EXERCISE DESCRIPTION: Will you give every entry again exactly as it stands?

================================

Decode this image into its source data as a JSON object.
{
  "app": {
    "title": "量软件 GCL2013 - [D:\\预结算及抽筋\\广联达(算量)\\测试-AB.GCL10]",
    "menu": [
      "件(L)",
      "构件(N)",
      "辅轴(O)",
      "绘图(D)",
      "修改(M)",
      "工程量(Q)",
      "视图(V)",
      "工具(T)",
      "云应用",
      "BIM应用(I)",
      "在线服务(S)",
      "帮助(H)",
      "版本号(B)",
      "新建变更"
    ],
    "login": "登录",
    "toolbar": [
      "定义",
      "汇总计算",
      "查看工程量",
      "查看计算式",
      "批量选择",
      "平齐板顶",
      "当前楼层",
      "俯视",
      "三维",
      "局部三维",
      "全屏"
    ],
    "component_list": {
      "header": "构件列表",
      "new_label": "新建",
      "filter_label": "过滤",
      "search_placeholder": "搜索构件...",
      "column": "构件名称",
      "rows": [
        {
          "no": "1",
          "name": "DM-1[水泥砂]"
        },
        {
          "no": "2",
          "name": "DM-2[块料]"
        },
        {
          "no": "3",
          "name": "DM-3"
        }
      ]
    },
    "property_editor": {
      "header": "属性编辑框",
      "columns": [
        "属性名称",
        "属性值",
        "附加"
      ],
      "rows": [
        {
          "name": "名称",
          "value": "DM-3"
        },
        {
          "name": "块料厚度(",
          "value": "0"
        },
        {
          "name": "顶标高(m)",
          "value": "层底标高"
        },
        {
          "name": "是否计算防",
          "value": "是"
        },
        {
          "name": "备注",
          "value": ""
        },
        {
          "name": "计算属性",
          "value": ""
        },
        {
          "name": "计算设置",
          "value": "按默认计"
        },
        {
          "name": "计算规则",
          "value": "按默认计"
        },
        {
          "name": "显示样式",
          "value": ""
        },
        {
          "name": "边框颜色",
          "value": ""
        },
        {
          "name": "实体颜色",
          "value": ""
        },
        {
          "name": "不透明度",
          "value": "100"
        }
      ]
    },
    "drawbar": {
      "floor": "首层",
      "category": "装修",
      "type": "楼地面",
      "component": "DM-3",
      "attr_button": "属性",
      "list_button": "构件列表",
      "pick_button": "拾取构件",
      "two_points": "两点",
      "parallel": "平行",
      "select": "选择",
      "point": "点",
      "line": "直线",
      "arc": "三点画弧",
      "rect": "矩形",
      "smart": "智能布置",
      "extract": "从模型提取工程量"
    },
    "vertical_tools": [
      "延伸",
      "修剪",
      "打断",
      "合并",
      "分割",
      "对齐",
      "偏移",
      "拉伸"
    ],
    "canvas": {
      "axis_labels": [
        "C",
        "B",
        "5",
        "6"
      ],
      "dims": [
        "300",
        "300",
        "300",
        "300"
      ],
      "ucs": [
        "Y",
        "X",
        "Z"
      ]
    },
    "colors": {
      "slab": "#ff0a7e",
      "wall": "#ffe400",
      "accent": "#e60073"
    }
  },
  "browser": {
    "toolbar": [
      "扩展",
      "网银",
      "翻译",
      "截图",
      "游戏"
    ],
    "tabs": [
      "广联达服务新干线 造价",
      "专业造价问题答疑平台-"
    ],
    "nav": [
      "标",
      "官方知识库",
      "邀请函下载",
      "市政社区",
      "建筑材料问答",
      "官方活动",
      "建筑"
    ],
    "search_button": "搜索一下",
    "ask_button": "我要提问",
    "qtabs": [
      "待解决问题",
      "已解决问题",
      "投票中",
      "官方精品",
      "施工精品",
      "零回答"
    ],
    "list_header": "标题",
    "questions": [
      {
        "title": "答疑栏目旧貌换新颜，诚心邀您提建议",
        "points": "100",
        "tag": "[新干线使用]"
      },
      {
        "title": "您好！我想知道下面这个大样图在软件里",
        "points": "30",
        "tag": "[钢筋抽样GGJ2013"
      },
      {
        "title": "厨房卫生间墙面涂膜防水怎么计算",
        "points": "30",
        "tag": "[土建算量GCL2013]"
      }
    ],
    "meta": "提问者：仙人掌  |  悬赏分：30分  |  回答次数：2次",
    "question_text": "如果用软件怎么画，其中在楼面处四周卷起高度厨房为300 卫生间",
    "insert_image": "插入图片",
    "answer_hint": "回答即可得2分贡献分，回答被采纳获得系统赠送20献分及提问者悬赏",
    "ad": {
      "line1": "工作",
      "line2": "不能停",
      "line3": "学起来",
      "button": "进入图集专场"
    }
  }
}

================================

FINAL RESULT:
Decode this image into its source data as a JSON object.
{
  "app": {
    "title": "量软件 GCL2013 - [D:\\预结算及抽筋\\广联达(算量)\\测试-AB.GCL10]",
    "menu": [
      "件(L)",
      "构件(N)",
      "辅轴(O)",
      "绘图(D)",
      "修改(M)",
      "工程量(Q)",
      "视图(V)",
      "工具(T)",
      "云应用",
      "BIM应用(I)",
      "在线服务(S)",
      "帮助(H)",
      "版本号(B)",
      "新建变更"
    ],
    "login": "登录",
    "toolbar": [
      "定义",
      "汇总计算",
      "查看工程量",
      "查看计算式",
      "批量选择",
      "平齐板顶",
      "当前楼层",
      "俯视",
      "三维",
      "局部三维",
      "全屏"
    ],
    "component_list": {
      "header": "构件列表",
      "new_label": "新建",
      "filter_label": "过滤",
      "search_placeholder": "搜索构件...",
      "column": "构件名称",
      "rows": [
        {
          "no": "1",
          "name": "DM-1[水泥砂]"
        },
        {
          "no": "2",
          "name": "DM-2[块料]"
        },
        {
          "no": "3",
          "name": "DM-3"
        }
      ]
    },
    "property_editor": {
      "header": "属性编辑框",
      "columns": [
        "属性名称",
        "属性值",
        "附加"
      ],
      "rows": [
        {
          "name": "名称",
          "value": "DM-3"
        },
        {
          "name": "块料厚度(",
          "value": "0"
        },
        {
          "name": "顶标高(m)",
          "value": "层底标高"
        },
        {
          "name": "是否计算防",
          "value": "是"
        },
        {
          "name": "备注",
          "value": ""
        },
        {
          "name": "计算属性",
          "value": ""
        },
        {
          "name": "计算设置",
          "value": "按默认计"
        },
        {
          "name": "计算规则",
          "value": "按默认计"
        },
        {
          "name": "显示样式",
          "value": ""
        },
        {
          "name": "边框颜色",
          "value": ""
        },
        {
          "name": "实体颜色",
          "value": ""
        },
        {
          "name": "不透明度",
          "value": "100"
        }
      ]
    },
    "drawbar": {
      "floor": "首层",
      "category": "装修",
      "type": "楼地面",
      "component": "DM-3",
      "attr_button": "属性",
      "list_button": "构件列表",
      "pick_button": "拾取构件",
      "two_points": "两点",
      "parallel": "平行",
      "select": "选择",
      "point": "点",
      "line": "直线",
      "arc": "三点画弧",
      "rect": "矩形",
      "smart": "智能布置",
      "extract": "从模型提取工程量"
    },
    "vertical_tools": [
      "延伸",
      "修剪",
      "打断",
      "合并",
      "分割",
      "对齐",
      "偏移",
      "拉伸"
    ],
    "canvas": {
      "axis_labels": [
        "C",
        "B",
        "5",
        "6"
      ],
      "dims": [
        "300",
        "300",
        "300",
        "300"
      ],
      "ucs": [
        "Y",
        "X",
        "Z"
      ]
    },
    "colors": {
      "slab": "#ff0a7e",
      "wall": "#ffe400",
      "accent": "#e60073"
    }
  },
  "browser": {
    "toolbar": [
      "扩展",
      "网银",
      "翻译",
      "截图",
      "游戏"
    ],
    "tabs": [
      "广联达服务新干线 造价",
      "专业造价问题答疑平台-"
    ],
    "nav": [
      "标",
      "官方知识库",
      "邀请函下载",
      "市政社区",
      "建筑材料问答",
      "官方活动",
      "建筑"
    ],
    "search_button": "搜索一下",
    "ask_button": "我要提问",
    "qtabs": [
      "待解决问题",
      "已解决问题",
      "投票中",
      "官方精品",
      "施工精品",
      "零回答"
    ],
    "list_header": "标题",
    "questions": [
      {
        "title": "答疑栏目旧貌换新颜，诚心邀您提建议",
        "points": "100",
        "tag": "[新干线使用]"
      },
      {
        "title": "您好！我想知道下面这个大样图在软件里",
        "points": "30",
        "tag": "[钢筋抽样GGJ2013"
      },
      {
        "title": "厨房卫生间墙面涂膜防水怎么计算",
        "points": "30",
        "tag": "[土建算量GCL2013]"
      }
    ],
    "meta": "提问者：仙人掌  |  悬赏分：30分  |  回答次数：2次",
    "question_text": "如果用软件怎么画，其中在楼面处四周卷起高度厨房为300 卫生间",
    "insert_image": "插入图片",
    "answer_hint": "回答即可得2分贡献分，回答被采纳获得系统赠送20献分及提问者悬赏",
    "ad": {
      "line1": "工作",
      "line2": "不能停",
      "line3": "学起来",
      "button": "进入图集专场"
    }
  }
}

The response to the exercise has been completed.